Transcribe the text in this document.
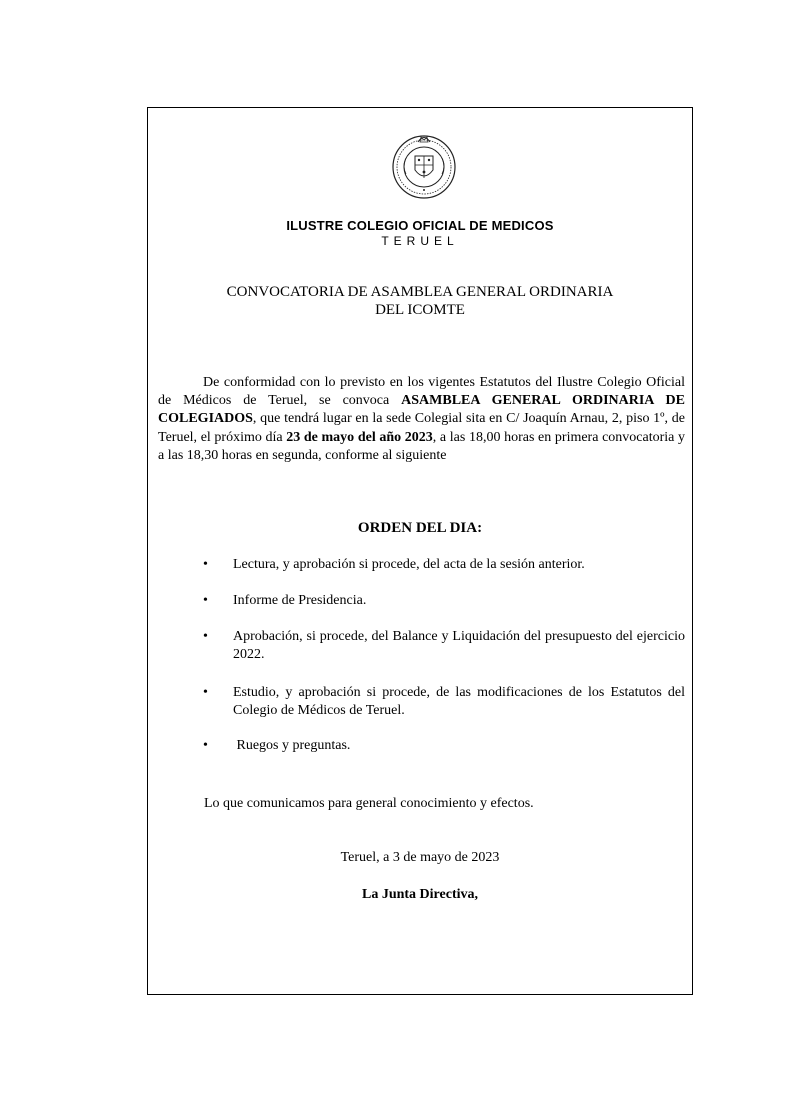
ILUSTRE COLEGIO OFICIAL DE MEDICOS
TERUEL
CONVOCATORIA DE ASAMBLEA GENERAL ORDINARIA
DEL ICOMTE
De conformidad con lo previsto en los vigentes Estatutos del Ilustre Colegio Oficial de Médicos de Teruel, se convoca ASAMBLEA GENERAL ORDINARIA DE COLEGIADOS, que tendrá lugar en la sede Colegial sita en C/ Joaquín Arnau, 2, piso 1º, de Teruel, el próximo día 23 de mayo del año 2023, a las 18,00 horas en primera convocatoria y a las 18,30 horas en segunda, conforme al siguiente
ORDEN DEL DIA:
• Lectura, y aprobación si procede, del acta de la sesión anterior.
• Informe de Presidencia.
• Aprobación, si procede, del Balance y Liquidación del presupuesto del ejercicio 2022.
• Estudio, y aprobación si procede, de las modificaciones de los Estatutos del Colegio de Médicos de Teruel.
• Ruegos y preguntas.
Lo que comunicamos para general conocimiento y efectos.
Teruel, a 3 de mayo de 2023
La Junta Directiva,
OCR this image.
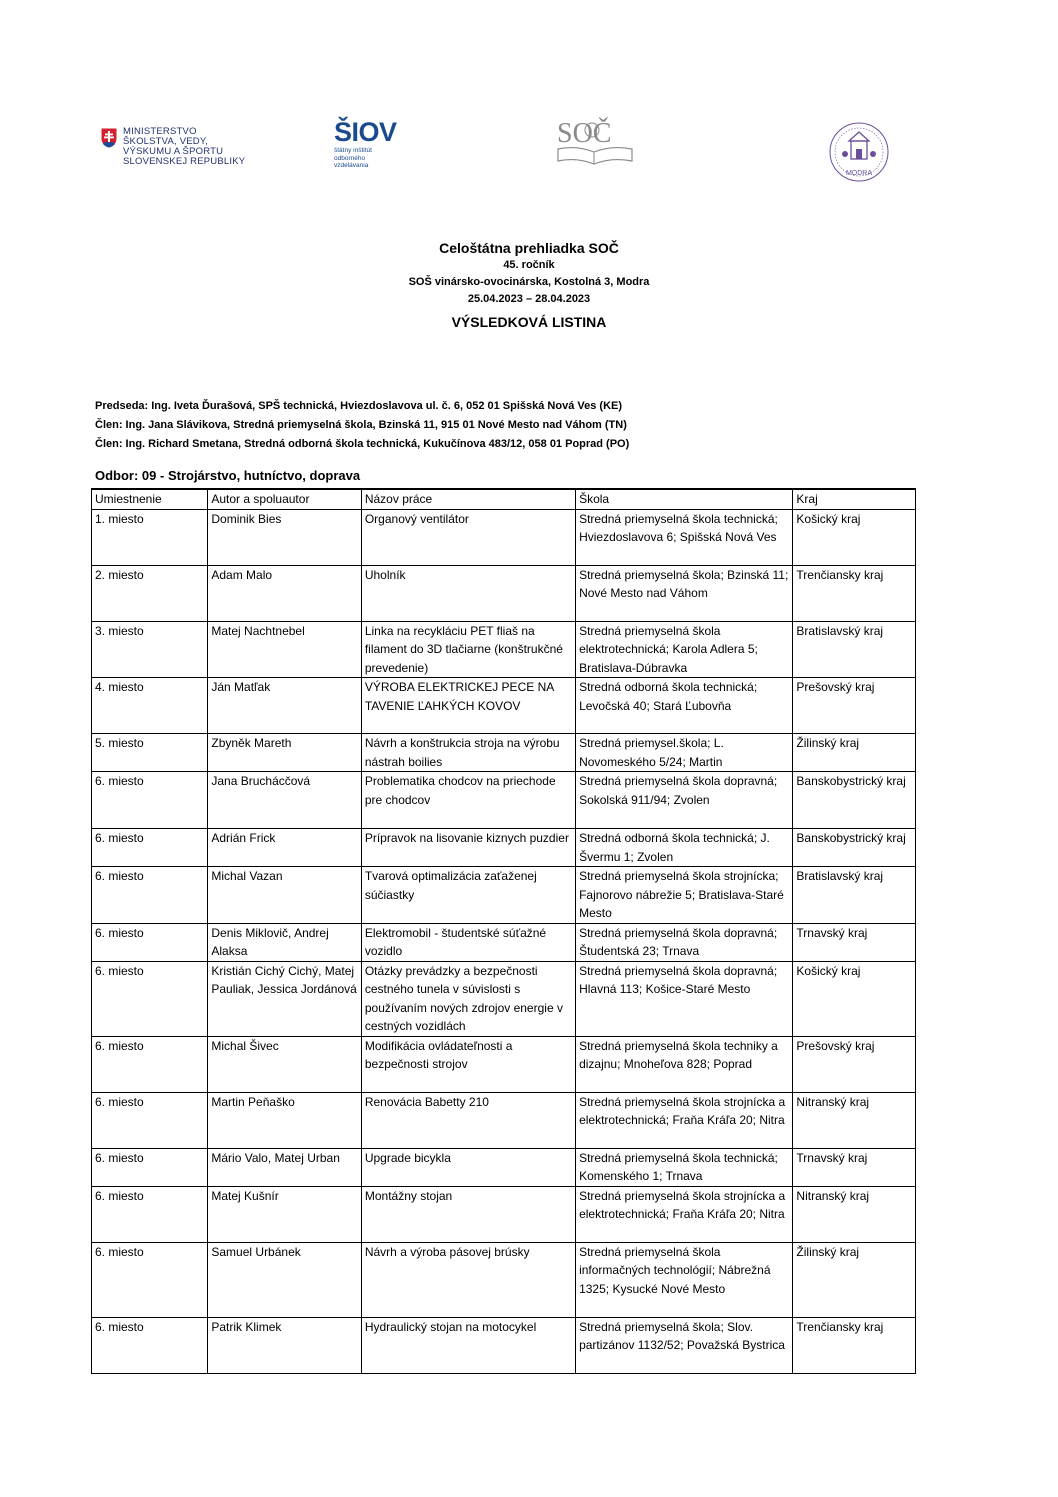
MINISTERSTVO
ŠKOLSTVA, VEDY,
VÝSKUMU A ŠPORTU
SLOVENSKEJ REPUBLIKY
ŠIOV
štátny inštitút
odborného
vzdelávania
SOČ
MODRA
Celoštátna prehliadka SOČ
45. ročník
SOŠ vinársko-ovocinárska, Kostolná 3, Modra
25.04.2023 – 28.04.2023
VÝSLEDKOVÁ LISTINA
Predseda: Ing. Iveta Ďurašová, SPŠ technická, Hviezdoslavova ul. č. 6, 052 01 Spišská Nová Ves (KE)
Člen: Ing. Jana Slávikova, Stredná priemyselná škola, Bzinská 11, 915 01 Nové Mesto nad Váhom (TN)
Člen: Ing. Richard Smetana, Stredná odborná škola technická, Kukučínova 483/12, 058 01 Poprad (PO)
Odbor: 09 - Strojárstvo, hutníctvo, doprava
Umiestnenie	Autor a spoluautor	Názov práce	Škola	Kraj
1. miesto	Dominik Bies	Organový ventilátor	Stredná priemyselná škola technická; Hviezdoslavova 6; Spišská Nová Ves	Košický kraj
2. miesto	Adam Malo	Uholník	Stredná priemyselná škola; Bzinská 11; Nové Mesto nad Váhom	Trenčiansky kraj
3. miesto	Matej Nachtnebel	Linka na recykláciu PET fliaš na filament do 3D tlačiarne (konštrukčné prevedenie)	Stredná priemyselná škola elektrotechnická; Karola Adlera 5; Bratislava-Dúbravka	Bratislavský kraj
4. miesto	Ján Matľak	VÝROBA ELEKTRICKEJ PECE NA TAVENIE ĽAHKÝCH KOVOV	Stredná odborná škola technická; Levočská 40; Stará Ľubovňa	Prešovský kraj
5. miesto	Zbyněk Mareth	Návrh a konštrukcia stroja na výrobu nástrah boilies	Stredná priemysel.škola; L. Novomeského 5/24; Martin	Žilinský kraj
6. miesto	Jana Bruchácčová	Problematika chodcov na priechode pre chodcov	Stredná priemyselná škola dopravná; Sokolská 911/94; Zvolen	Banskobystrický kraj
6. miesto	Adrián Frick	Prípravok na lisovanie kiznych puzdier	Stredná odborná škola technická; J. Švermu 1; Zvolen	Banskobystrický kraj
6. miesto	Michal Vazan	Tvarová optimalizácia zaťaženej súčiastky	Stredná priemyselná škola strojnícka; Fajnorovo nábrežie 5; Bratislava-Staré Mesto	Bratislavský kraj
6. miesto	Denis Miklovič, Andrej Alaksa	Elektromobil - študentské súťažné vozidlo	Stredná priemyselná škola dopravná; Študentská 23; Trnava	Trnavský kraj
6. miesto	Kristián Cichý Cichý, Matej Pauliak, Jessica Jordánová	Otázky prevádzky a bezpečnosti cestného tunela v súvislosti s používaním nových zdrojov energie v cestných vozidlách	Stredná priemyselná škola dopravná; Hlavná 113; Košice-Staré Mesto	Košický kraj
6. miesto	Michal Šivec	Modifikácia ovládateľnosti a bezpečnosti strojov	Stredná priemyselná škola techniky a dizajnu; Mnoheľova 828; Poprad	Prešovský kraj
6. miesto	Martin Peňaško	Renovácia Babetty 210	Stredná priemyselná škola strojnícka a elektrotechnická; Fraňa Kráľa 20; Nitra	Nitranský kraj
6. miesto	Mário Valo, Matej Urban	Upgrade bicykla	Stredná priemyselná škola technická; Komenského 1; Trnava	Trnavský kraj
6. miesto	Matej Kušnír	Montážny stojan	Stredná priemyselná škola strojnícka a elektrotechnická; Fraňa Kráľa 20; Nitra	Nitranský kraj
6. miesto	Samuel Urbánek	Návrh a výroba pásovej brúsky	Stredná priemyselná škola informačných technológií; Nábrežná 1325; Kysucké Nové Mesto	Žilinský kraj
6. miesto	Patrik Klimek	Hydraulický stojan na motocykel	Stredná priemyselná škola; Slov. partizánov 1132/52; Považská Bystrica	Trenčiansky kraj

(Set exercise) Restate the full listing verbatim and drop every picture.

(Task output)
Transcribe the text in this document.
ILUSTRE COLEGIO OFICIAL DE MEDICOS
TERUEL
CONVOCATORIA DE ASAMBLEA GENERAL ORDINARIA
DEL ICOMTE
De conformidad con lo previsto en los vigentes Estatutos del Ilustre Colegio Oficial de Médicos de Teruel, se convoca ASAMBLEA GENERAL ORDINARIA DE COLEGIADOS, que tendrá lugar en la sede Colegial sita en C/ Joaquín Arnau, 2, piso 1º, de Teruel, el próximo día 23 de mayo del año 2023, a las 18,00 horas en primera convocatoria y a las 18,30 horas en segunda, conforme al siguiente
ORDEN DEL DIA:
• Lectura, y aprobación si procede, del acta de la sesión anterior.
• Informe de Presidencia.
• Aprobación, si procede, del Balance y Liquidación del presupuesto del ejercicio 2022.
• Estudio, y aprobación si procede, de las modificaciones de los Estatutos del Colegio de Médicos de Teruel.
• Ruegos y preguntas.
Lo que comunicamos para general conocimiento y efectos.
Teruel, a 3 de mayo de 2023
La Junta Directiva,
OCR this image.
MINISTERSTVO
ŠKOLSTVA, VEDY,
VÝSKUMU A ŠPORTU
SLOVENSKEJ REPUBLIKY
ŠIOV
štátny inštitút
odborného
vzdelávania
SOČ
MODRA
Celoštátna prehliadka SOČ
45. ročník
SOŠ vinársko-ovocinárska, Kostolná 3, Modra
25.04.2023 – 28.04.2023
VÝSLEDKOVÁ LISTINA
Predseda: Ing. Iveta Ďurašová, SPŠ technická, Hviezdoslavova ul. č. 6, 052 01 Spišská Nová Ves (KE)
Člen: Ing. Jana Slávikova, Stredná priemyselná škola, Bzinská 11, 915 01 Nové Mesto nad Váhom (TN)
Člen: Ing. Richard Smetana, Stredná odborná škola technická, Kukučínova 483/12, 058 01 Poprad (PO)
Odbor: 09 - Strojárstvo, hutníctvo, doprava
Umiestnenie	Autor a spoluautor	Názov práce	Škola	Kraj
1. miesto	Dominik Bies	Organový ventilátor	Stredná priemyselná škola technická; Hviezdoslavova 6; Spišská Nová Ves	Košický kraj
2. miesto	Adam Malo	Uholník	Stredná priemyselná škola; Bzinská 11; Nové Mesto nad Váhom	Trenčiansky kraj
3. miesto	Matej Nachtnebel	Linka na recykláciu PET fliaš na filament do 3D tlačiarne (konštrukčné prevedenie)	Stredná priemyselná škola elektrotechnická; Karola Adlera 5; Bratislava-Dúbravka	Bratislavský kraj
4. miesto	Ján Matľak	VÝROBA ELEKTRICKEJ PECE NA TAVENIE ĽAHKÝCH KOVOV	Stredná odborná škola technická; Levočská 40; Stará Ľubovňa	Prešovský kraj
5. miesto	Zbyněk Mareth	Návrh a konštrukcia stroja na výrobu nástrah boilies	Stredná priemysel.škola; L. Novomeského 5/24; Martin	Žilinský kraj
6. miesto	Jana Bruchácčová	Problematika chodcov na priechode pre chodcov	Stredná priemyselná škola dopravná; Sokolská 911/94; Zvolen	Banskobystrický kraj
6. miesto	Adrián Frick	Prípravok na lisovanie kiznych puzdier	Stredná odborná škola technická; J. Švermu 1; Zvolen	Banskobystrický kraj
6. miesto	Michal Vazan	Tvarová optimalizácia zaťaženej súčiastky	Stredná priemyselná škola strojnícka; Fajnorovo nábrežie 5; Bratislava-Staré Mesto	Bratislavský kraj
6. miesto	Denis Miklovič, Andrej Alaksa	Elektromobil - študentské súťažné vozidlo	Stredná priemyselná škola dopravná; Študentská 23; Trnava	Trnavský kraj
6. miesto	Kristián Cichý Cichý, Matej Pauliak, Jessica Jordánová	Otázky prevádzky a bezpečnosti cestného tunela v súvislosti s používaním nových zdrojov energie v cestných vozidlách	Stredná priemyselná škola dopravná; Hlavná 113; Košice-Staré Mesto	Košický kraj
6. miesto	Michal Šivec	Modifikácia ovládateľnosti a bezpečnosti strojov	Stredná priemyselná škola techniky a dizajnu; Mnoheľova 828; Poprad	Prešovský kraj
6. miesto	Martin Peňaško	Renovácia Babetty 210	Stredná priemyselná škola strojnícka a elektrotechnická; Fraňa Kráľa 20; Nitra	Nitranský kraj
6. miesto	Mário Valo, Matej Urban	Upgrade bicykla	Stredná priemyselná škola technická; Komenského 1; Trnava	Trnavský kraj
6. miesto	Matej Kušnír	Montážny stojan	Stredná priemyselná škola strojnícka a elektrotechnická; Fraňa Kráľa 20; Nitra	Nitranský kraj
6. miesto	Samuel Urbánek	Návrh a výroba pásovej brúsky	Stredná priemyselná škola informačných technológií; Nábrežná 1325; Kysucké Nové Mesto	Žilinský kraj
6. miesto	Patrik Klimek	Hydraulický stojan na motocykel	Stredná priemyselná škola; Slov. partizánov 1132/52; Považská Bystrica	Trenčiansky kraj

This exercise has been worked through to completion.